Copy out all lines carrying the word "allow".
*** INFORMATION PROVIDED
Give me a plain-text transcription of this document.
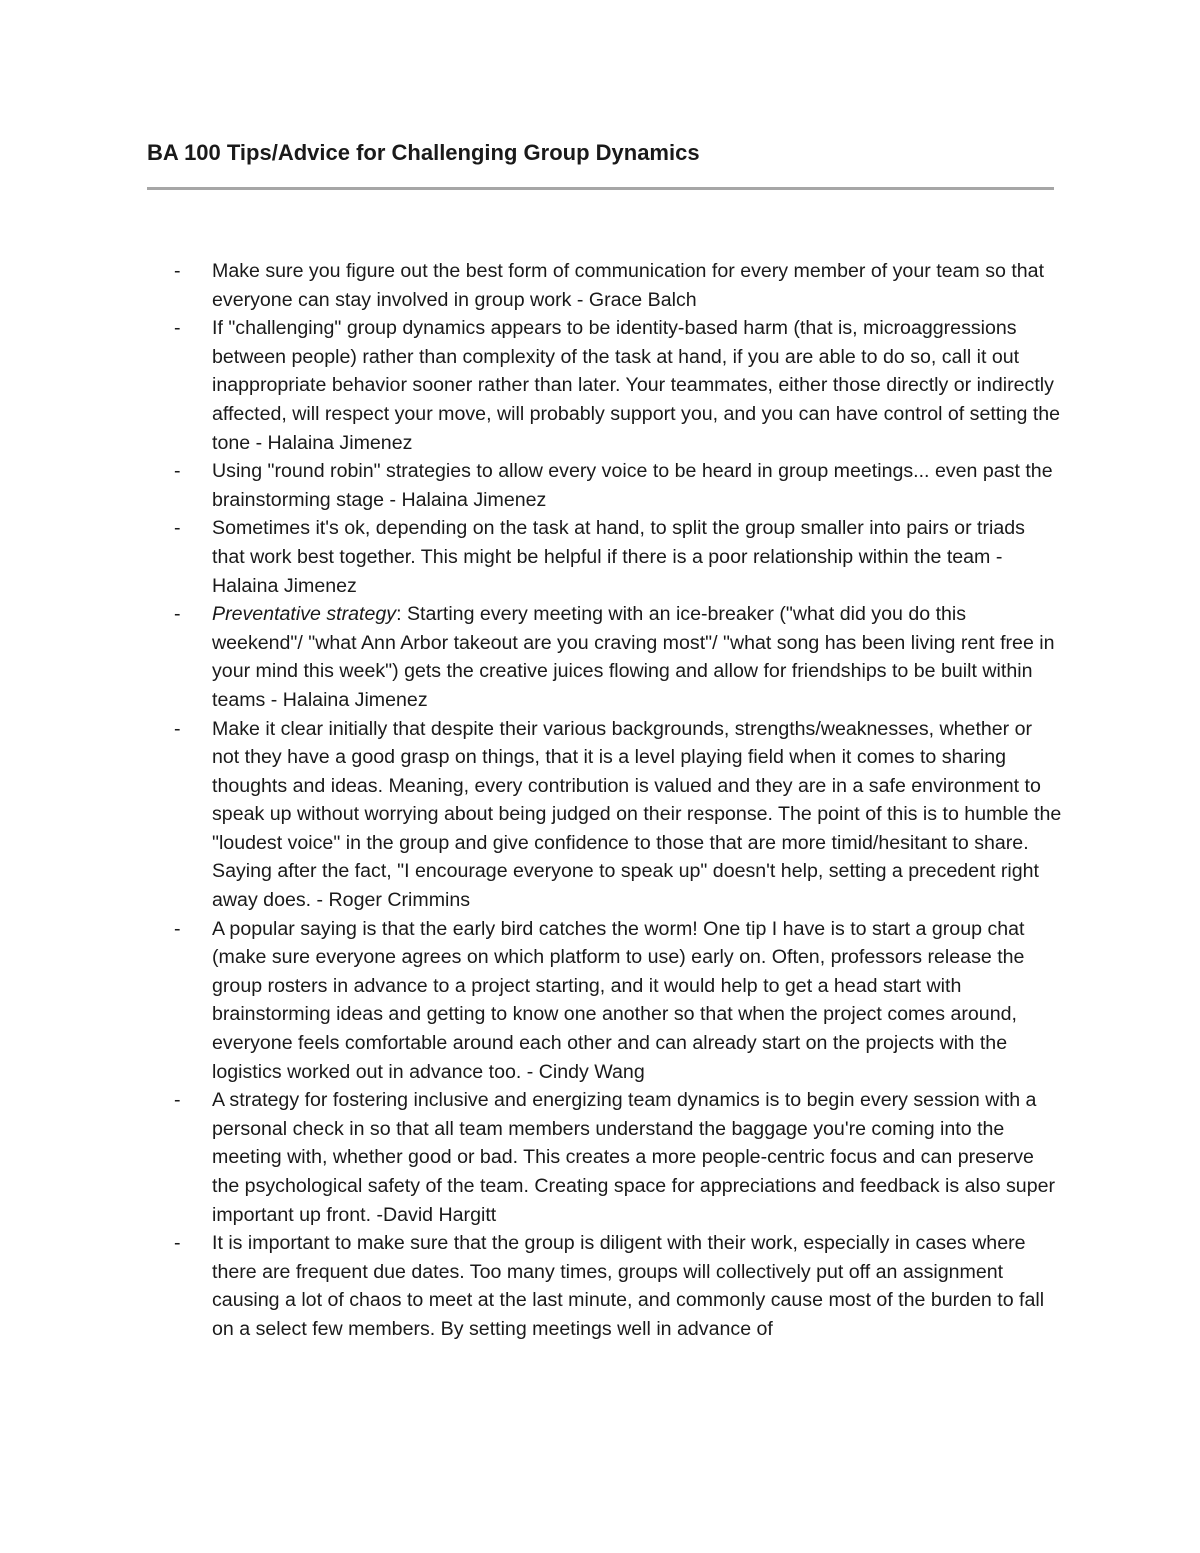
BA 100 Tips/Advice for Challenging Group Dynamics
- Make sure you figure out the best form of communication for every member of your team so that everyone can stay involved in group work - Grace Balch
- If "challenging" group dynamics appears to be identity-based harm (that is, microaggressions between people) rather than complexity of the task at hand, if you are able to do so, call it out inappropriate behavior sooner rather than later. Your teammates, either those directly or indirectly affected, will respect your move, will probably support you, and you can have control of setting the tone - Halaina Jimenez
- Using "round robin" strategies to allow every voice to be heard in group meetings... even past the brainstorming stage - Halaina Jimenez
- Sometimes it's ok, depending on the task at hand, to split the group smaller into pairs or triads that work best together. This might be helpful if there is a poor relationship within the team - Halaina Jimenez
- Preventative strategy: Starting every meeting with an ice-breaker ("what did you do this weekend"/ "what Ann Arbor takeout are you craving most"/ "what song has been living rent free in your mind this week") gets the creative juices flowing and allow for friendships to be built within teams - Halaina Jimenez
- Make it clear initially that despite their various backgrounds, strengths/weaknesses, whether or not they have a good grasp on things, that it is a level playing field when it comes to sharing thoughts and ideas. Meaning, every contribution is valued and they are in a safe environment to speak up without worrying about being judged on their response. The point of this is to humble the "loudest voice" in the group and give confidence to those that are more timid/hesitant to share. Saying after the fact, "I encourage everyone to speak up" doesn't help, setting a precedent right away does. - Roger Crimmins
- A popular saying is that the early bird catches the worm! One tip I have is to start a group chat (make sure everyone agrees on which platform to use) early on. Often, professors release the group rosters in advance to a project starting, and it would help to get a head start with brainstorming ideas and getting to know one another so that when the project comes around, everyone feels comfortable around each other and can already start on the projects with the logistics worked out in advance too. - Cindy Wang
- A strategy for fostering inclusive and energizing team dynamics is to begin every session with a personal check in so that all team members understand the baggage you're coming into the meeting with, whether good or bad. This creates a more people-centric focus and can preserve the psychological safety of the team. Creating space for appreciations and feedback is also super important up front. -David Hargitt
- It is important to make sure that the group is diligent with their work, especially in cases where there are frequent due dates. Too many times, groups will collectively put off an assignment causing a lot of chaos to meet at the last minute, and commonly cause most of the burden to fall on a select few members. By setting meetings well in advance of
******
* _CORRECT ANSWER_:
- Using "round robin" strategies to allow every voice to be heard in group meetings... even past the brainstorming stage - Halaina Jimenez
- Preventative strategy: Starting every meeting with an ice-breaker ("what did you do this weekend"/ "what Ann Arbor takeout are you craving most"/ "what song has been living rent free in your mind this week") gets the creative juices flowing and allow for friendships to be built within teams - Halaina Jimenez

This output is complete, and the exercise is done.